[Stored items from a collection]
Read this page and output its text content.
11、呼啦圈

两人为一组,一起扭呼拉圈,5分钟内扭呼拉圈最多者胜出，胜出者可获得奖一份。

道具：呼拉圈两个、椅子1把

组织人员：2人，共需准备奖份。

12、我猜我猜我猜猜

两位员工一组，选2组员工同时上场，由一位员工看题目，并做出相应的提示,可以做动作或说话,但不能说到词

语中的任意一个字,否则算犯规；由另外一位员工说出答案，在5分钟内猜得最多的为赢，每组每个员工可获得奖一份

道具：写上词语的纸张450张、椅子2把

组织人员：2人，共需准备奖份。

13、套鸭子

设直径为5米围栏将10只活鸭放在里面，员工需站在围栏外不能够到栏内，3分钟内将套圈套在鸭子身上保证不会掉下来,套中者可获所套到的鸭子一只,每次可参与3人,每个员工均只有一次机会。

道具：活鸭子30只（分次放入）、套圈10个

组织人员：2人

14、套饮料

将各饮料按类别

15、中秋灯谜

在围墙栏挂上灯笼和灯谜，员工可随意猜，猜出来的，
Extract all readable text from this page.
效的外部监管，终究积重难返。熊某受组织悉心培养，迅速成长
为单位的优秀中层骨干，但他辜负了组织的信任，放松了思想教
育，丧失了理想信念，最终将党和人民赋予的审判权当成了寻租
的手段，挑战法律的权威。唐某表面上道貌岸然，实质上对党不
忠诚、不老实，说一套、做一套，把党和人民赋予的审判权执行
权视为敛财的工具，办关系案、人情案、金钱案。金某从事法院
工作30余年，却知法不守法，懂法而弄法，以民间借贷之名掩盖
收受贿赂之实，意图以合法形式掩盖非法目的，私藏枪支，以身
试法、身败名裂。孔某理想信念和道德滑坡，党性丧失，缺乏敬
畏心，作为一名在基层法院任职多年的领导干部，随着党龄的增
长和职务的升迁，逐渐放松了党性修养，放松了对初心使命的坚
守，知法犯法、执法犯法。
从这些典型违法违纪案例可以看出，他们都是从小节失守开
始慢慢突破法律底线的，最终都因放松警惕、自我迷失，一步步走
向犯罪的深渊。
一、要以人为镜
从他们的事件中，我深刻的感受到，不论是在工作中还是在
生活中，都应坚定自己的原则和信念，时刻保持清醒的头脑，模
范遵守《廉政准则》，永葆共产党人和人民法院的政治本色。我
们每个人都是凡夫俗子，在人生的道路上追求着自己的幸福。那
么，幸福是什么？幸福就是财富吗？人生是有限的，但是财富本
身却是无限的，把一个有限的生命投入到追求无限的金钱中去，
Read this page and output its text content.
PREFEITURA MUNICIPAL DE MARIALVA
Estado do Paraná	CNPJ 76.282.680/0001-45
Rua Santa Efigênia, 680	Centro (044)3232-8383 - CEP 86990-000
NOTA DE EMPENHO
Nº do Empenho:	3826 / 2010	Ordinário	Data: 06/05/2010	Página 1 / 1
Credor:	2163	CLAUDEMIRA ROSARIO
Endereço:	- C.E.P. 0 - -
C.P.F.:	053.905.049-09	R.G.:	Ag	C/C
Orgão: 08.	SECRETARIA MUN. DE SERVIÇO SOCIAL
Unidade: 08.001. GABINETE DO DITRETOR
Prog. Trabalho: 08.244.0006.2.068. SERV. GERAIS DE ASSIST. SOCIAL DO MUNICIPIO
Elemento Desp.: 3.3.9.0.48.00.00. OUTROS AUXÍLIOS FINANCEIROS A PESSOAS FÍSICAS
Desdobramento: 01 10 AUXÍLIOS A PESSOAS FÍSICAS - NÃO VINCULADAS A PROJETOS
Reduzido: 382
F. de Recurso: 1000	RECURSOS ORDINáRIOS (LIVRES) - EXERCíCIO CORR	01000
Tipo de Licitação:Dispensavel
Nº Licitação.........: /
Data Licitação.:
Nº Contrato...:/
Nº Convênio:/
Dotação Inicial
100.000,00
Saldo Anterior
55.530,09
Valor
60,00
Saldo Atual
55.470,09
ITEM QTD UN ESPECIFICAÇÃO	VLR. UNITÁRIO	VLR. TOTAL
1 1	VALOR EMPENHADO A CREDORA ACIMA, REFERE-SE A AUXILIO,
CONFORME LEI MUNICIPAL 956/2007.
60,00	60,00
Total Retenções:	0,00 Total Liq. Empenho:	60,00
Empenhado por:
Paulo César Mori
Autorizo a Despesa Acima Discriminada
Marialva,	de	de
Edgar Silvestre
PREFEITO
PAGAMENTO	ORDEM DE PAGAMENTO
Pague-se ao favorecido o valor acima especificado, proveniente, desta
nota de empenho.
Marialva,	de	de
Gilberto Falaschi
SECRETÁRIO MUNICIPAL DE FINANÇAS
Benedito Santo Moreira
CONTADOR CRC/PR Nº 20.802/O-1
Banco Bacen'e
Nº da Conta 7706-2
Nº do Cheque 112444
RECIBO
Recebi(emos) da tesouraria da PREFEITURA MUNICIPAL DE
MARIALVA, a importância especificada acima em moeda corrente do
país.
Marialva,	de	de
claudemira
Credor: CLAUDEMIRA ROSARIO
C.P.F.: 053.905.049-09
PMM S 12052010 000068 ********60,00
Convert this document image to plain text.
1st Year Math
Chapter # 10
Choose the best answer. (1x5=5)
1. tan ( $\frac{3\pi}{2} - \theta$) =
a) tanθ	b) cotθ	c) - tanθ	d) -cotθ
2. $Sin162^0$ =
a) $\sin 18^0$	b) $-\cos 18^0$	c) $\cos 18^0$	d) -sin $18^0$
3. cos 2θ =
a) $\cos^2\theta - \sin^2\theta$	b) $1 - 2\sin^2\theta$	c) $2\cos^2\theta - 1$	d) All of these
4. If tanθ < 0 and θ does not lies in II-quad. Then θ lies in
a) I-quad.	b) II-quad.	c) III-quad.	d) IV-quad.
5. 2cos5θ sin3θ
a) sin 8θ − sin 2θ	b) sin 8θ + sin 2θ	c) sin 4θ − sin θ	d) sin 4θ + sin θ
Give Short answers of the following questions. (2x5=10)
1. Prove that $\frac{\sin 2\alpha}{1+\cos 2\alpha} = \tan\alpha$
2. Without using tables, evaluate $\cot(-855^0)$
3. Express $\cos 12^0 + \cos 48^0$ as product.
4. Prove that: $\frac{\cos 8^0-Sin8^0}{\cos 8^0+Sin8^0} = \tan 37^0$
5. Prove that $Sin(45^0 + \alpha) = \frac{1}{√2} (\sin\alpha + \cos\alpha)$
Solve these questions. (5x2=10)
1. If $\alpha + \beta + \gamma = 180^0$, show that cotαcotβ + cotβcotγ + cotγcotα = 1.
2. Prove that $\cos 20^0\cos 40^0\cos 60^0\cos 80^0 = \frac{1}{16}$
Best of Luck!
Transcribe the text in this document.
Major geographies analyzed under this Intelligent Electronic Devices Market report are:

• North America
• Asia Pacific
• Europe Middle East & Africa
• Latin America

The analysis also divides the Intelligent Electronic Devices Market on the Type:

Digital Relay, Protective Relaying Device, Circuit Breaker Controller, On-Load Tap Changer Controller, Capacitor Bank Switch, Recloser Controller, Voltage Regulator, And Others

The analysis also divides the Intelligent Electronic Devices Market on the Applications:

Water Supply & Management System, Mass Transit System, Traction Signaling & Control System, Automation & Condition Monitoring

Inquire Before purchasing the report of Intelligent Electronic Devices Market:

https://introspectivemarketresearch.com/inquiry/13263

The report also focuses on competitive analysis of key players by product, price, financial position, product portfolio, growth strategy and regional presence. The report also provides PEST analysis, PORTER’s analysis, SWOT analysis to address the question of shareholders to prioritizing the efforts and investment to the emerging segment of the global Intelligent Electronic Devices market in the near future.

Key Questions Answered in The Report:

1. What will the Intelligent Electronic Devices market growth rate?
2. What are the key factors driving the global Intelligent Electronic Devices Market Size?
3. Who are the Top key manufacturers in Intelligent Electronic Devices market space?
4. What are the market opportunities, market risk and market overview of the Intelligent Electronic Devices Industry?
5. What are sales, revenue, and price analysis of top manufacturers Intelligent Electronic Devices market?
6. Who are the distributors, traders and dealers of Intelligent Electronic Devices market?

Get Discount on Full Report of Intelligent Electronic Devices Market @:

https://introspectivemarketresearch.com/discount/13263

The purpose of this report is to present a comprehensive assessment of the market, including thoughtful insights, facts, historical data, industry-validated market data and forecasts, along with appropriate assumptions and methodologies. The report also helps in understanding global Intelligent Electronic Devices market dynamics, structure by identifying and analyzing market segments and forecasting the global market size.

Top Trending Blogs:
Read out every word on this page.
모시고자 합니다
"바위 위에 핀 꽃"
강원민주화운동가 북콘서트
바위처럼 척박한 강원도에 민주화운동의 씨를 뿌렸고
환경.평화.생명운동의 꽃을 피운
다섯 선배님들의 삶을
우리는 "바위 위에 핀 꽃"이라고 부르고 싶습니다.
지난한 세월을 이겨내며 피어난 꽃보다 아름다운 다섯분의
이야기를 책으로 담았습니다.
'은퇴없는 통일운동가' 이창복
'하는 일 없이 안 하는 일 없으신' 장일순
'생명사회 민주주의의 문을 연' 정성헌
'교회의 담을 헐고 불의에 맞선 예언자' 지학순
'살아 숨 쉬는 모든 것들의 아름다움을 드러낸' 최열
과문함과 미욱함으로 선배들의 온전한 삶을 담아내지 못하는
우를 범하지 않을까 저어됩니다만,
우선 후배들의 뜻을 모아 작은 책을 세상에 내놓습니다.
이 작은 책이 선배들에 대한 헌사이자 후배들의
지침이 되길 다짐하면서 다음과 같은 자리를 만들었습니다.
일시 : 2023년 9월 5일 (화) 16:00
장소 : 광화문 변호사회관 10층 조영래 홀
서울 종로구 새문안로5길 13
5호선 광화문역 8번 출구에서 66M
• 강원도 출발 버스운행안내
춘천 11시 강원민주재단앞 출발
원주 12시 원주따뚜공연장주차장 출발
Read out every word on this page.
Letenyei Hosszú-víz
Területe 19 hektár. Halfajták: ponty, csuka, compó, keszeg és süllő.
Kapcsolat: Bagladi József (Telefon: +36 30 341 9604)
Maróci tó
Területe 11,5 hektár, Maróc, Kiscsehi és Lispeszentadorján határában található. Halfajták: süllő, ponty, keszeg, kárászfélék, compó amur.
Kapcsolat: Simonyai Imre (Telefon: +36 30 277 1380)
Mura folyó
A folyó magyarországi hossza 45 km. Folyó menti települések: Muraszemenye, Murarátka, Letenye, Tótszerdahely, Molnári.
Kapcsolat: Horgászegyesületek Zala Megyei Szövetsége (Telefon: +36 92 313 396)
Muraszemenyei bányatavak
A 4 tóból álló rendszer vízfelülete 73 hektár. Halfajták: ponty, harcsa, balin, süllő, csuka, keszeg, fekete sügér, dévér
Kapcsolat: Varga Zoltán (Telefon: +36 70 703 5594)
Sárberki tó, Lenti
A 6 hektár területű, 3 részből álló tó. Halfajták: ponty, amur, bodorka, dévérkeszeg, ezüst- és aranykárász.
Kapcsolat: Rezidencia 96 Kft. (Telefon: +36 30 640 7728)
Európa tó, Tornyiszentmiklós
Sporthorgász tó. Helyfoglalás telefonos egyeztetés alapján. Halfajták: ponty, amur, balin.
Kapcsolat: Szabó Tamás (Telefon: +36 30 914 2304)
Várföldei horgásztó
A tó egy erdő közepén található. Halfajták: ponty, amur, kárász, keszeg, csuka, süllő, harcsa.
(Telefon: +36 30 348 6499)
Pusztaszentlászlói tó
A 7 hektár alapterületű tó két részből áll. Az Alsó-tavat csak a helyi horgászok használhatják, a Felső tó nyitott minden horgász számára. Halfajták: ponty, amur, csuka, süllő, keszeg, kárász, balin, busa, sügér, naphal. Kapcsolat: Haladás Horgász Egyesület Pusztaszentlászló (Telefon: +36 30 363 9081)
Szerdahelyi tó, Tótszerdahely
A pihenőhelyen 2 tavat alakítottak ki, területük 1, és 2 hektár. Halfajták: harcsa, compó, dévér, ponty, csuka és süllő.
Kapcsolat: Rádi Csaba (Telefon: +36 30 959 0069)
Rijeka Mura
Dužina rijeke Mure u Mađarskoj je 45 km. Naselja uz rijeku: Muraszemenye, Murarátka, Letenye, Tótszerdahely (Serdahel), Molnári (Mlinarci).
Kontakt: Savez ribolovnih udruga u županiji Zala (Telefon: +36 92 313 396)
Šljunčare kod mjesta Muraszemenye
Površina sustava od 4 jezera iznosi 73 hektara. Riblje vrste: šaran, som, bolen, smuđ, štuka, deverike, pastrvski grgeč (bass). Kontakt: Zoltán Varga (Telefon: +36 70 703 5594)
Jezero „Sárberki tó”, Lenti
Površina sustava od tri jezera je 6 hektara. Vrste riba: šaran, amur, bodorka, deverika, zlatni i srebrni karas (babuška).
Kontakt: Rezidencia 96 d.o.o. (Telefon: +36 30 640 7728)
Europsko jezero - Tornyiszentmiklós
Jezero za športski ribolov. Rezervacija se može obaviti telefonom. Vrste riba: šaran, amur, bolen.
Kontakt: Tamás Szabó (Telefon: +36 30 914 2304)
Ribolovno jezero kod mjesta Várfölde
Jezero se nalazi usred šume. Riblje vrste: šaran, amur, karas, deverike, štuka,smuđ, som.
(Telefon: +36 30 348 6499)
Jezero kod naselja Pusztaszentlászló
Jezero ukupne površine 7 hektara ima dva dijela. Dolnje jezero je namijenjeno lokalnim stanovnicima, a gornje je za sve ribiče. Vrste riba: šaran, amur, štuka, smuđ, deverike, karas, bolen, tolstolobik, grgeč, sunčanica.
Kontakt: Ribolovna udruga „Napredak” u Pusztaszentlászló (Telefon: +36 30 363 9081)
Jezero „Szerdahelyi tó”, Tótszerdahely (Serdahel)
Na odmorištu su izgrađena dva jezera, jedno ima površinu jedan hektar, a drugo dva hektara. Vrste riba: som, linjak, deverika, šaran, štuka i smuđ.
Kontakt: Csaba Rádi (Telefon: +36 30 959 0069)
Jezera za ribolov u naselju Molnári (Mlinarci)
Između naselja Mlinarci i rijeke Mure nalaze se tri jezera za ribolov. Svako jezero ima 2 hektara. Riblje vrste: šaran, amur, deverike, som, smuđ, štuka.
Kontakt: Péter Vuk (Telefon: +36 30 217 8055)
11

## Exercise objective
Within the records, how many lines include "ponty"? The answer is the number and nothing else.

## Exercise result
8